● **Required task**: Select all lines holding the word "контрольных" from the entries that follow.

########################################

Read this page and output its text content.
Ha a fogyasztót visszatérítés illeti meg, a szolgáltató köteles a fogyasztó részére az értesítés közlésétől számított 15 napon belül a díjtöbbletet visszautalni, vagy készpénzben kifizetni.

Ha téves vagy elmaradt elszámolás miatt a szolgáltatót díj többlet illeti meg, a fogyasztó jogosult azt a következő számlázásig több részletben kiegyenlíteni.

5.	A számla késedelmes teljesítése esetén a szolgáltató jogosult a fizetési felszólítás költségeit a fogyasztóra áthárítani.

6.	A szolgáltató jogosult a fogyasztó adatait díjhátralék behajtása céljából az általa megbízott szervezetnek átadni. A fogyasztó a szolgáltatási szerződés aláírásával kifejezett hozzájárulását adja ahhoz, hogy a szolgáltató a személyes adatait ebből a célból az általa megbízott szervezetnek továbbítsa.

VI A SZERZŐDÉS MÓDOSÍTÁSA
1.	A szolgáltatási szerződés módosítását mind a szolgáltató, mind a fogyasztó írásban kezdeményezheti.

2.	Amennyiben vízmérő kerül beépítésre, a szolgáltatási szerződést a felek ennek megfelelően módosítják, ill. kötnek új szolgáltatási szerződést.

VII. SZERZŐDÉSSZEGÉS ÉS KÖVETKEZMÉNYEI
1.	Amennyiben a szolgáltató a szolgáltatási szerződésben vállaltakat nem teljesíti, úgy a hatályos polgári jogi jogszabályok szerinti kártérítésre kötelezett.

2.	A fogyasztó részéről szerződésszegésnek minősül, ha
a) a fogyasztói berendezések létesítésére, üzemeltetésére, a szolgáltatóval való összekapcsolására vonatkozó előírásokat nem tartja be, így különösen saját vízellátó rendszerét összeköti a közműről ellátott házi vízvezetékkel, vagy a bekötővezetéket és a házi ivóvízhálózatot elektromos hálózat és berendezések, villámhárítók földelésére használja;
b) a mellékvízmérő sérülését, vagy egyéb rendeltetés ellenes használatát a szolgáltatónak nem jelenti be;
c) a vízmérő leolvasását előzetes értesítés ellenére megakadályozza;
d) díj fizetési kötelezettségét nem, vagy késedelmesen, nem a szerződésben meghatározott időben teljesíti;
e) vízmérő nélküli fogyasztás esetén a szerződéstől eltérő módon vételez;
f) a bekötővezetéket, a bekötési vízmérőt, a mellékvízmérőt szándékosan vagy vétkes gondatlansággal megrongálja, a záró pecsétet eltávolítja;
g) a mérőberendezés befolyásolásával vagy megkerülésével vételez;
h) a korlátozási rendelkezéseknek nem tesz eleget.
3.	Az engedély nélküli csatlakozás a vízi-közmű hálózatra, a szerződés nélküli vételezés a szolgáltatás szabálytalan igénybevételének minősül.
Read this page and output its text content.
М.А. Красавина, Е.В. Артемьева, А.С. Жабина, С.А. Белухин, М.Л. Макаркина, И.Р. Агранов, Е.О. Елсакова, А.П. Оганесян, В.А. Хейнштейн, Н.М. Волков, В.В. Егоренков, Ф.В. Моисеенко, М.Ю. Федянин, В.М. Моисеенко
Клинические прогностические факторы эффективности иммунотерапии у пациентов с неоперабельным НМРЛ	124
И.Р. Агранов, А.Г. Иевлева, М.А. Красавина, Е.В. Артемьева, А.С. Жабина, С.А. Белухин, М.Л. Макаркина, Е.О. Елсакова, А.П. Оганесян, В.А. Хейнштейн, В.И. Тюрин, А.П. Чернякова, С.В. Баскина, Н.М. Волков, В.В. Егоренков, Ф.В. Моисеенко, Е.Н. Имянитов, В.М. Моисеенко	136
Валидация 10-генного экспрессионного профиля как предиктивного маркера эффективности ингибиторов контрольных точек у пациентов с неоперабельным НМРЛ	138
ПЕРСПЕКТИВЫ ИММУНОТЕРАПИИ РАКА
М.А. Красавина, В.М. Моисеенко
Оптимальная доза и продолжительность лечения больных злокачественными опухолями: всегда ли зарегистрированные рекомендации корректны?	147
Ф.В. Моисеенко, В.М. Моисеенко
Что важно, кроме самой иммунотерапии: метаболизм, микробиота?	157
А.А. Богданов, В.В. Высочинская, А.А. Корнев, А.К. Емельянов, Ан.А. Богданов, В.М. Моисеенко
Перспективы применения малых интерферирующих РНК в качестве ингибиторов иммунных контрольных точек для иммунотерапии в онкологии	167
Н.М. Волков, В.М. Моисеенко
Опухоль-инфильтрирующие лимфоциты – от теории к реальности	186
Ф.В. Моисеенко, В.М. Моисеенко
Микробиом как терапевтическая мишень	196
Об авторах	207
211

########################################

● **Solution to the problem**:
Валидация 10-генного экспрессионного профиля как предиктивного маркера эффективности ингибиторов контрольных точек у пациентов с неоперабельным НМРЛ	138
Перспективы применения малых интерферирующих РНК в качестве ингибиторов иммунных контрольных точек для иммунотерапии в онкологии	167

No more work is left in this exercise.